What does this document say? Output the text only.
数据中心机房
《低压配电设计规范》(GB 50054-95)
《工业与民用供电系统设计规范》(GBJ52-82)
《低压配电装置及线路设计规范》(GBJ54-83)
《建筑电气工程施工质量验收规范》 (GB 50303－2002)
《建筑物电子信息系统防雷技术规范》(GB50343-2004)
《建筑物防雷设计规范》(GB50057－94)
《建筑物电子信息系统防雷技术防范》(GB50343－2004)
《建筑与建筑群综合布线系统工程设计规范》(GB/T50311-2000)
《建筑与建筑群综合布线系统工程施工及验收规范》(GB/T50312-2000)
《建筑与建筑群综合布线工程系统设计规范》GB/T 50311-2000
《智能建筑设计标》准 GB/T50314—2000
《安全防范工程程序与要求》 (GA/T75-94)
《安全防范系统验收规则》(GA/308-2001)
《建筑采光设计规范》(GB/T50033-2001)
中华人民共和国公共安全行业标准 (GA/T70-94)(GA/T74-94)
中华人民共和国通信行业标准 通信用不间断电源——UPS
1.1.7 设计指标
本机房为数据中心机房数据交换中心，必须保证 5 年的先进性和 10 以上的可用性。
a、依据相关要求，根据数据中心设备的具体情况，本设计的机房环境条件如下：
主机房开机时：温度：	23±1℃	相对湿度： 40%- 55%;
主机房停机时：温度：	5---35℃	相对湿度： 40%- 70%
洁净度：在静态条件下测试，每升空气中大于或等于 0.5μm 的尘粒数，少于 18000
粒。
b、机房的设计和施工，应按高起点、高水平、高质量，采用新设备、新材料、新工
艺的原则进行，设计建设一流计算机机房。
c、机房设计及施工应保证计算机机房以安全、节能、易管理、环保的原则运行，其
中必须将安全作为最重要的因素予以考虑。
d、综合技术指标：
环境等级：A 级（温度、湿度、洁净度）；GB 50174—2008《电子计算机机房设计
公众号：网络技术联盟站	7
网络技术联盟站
:::::
Written request ->
The data above must be returned in full, exactly as written.

Finished answer ->
What does this document say? Output the text only.
数据中心机房
《低压配电设计规范》(GB 50054-95)
《工业与民用供电系统设计规范》(GBJ52-82)
《低压配电装置及线路设计规范》(GBJ54-83)
《建筑电气工程施工质量验收规范》 (GB 50303－2002)
《建筑物电子信息系统防雷技术规范》(GB50343-2004)
《建筑物防雷设计规范》(GB50057－94)
《建筑物电子信息系统防雷技术防范》(GB50343－2004)
《建筑与建筑群综合布线系统工程设计规范》(GB/T50311-2000)
《建筑与建筑群综合布线系统工程施工及验收规范》(GB/T50312-2000)
《建筑与建筑群综合布线工程系统设计规范》GB/T 50311-2000
《智能建筑设计标》准 GB/T50314—2000
《安全防范工程程序与要求》 (GA/T75-94)
《安全防范系统验收规则》(GA/308-2001)
《建筑采光设计规范》(GB/T50033-2001)
中华人民共和国公共安全行业标准 (GA/T70-94)(GA/T74-94)
中华人民共和国通信行业标准 通信用不间断电源——UPS
1.1.7 设计指标
本机房为数据中心机房数据交换中心，必须保证 5 年的先进性和 10 以上的可用性。
a、依据相关要求，根据数据中心设备的具体情况，本设计的机房环境条件如下：
主机房开机时：温度：	23±1℃	相对湿度： 40%- 55%;
主机房停机时：温度：	5---35℃	相对湿度： 40%- 70%
洁净度：在静态条件下测试，每升空气中大于或等于 0.5μm 的尘粒数，少于 18000
粒。
b、机房的设计和施工，应按高起点、高水平、高质量，采用新设备、新材料、新工
艺的原则进行，设计建设一流计算机机房。
c、机房设计及施工应保证计算机机房以安全、节能、易管理、环保的原则运行，其
中必须将安全作为最重要的因素予以考虑。
d、综合技术指标：
环境等级：A 级（温度、湿度、洁净度）；GB 50174—2008《电子计算机机房设计
公众号：网络技术联盟站	7
网络技术联盟站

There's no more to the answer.